Recorded data:
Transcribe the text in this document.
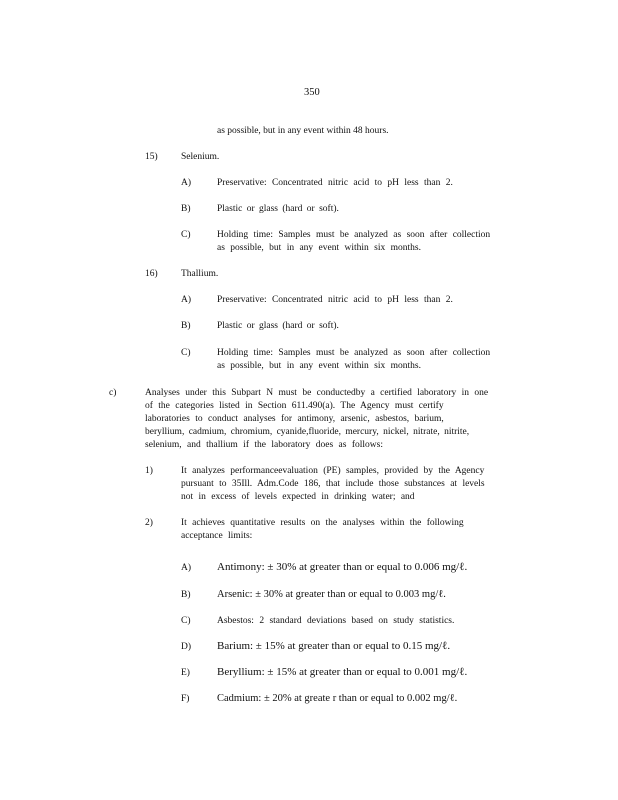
350
as possible, but in any event within 48 hours.
15) Selenium.
A)	Preservative: Concentrated nitric acid to pH less than 2.
B)	Plastic or glass (hard or soft).
C)	Holding time: Samples must be analyzed as soon after collection
as possible, but in any event within six months.
16) Thallium.
A)	Preservative: Concentrated nitric acid to pH less than 2.
B)	Plastic or glass (hard or soft).
C)	Holding time: Samples must be analyzed as soon after collection
as possible, but in any event within six months.
c)	Analyses under this Subpart N must be conductedby a certified laboratory in one
of the categories listed in Section 611.490(a). The Agency must certify
laboratories to conduct analyses for antimony, arsenic, asbestos, barium,
beryllium, cadmium, chromium, cyanide,fluoride, mercury, nickel, nitrate, nitrite,
selenium, and thallium if the laboratory does as follows:
1)	It analyzes performanceevaluation (PE) samples, provided by the Agency
pursuant to 35Ill. Adm.Code 186, that include those substances at levels
not in excess of levels expected in drinking water; and
2)	It achieves quantitative results on the analyses within the following
acceptance limits:
A) Antimony: ± 30% at greater than or equal to 0.006 mg/ℓ.
B)	Arsenic: ± 30% at greater than or equal to 0.003 mg/ℓ.
C)	Asbestos: 2 standard deviations based on study statistics.
D) Barium: ± 15% at greater than or equal to 0.15 mg/ℓ.
E) Beryllium: ± 15% at greater than or equal to 0.001 mg/ℓ.
F)	Cadmium: ± 20% at greate r than or equal to 0.002 mg/ℓ.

STATED PROBLEM:
Gather each line in these records that contains the string "within".

OUTPUT:
as possible, but in any event within 48 hours.
as possible, but in any event within six months.
as possible, but in any event within six months.
2)	It achieves quantitative results on the analyses within the following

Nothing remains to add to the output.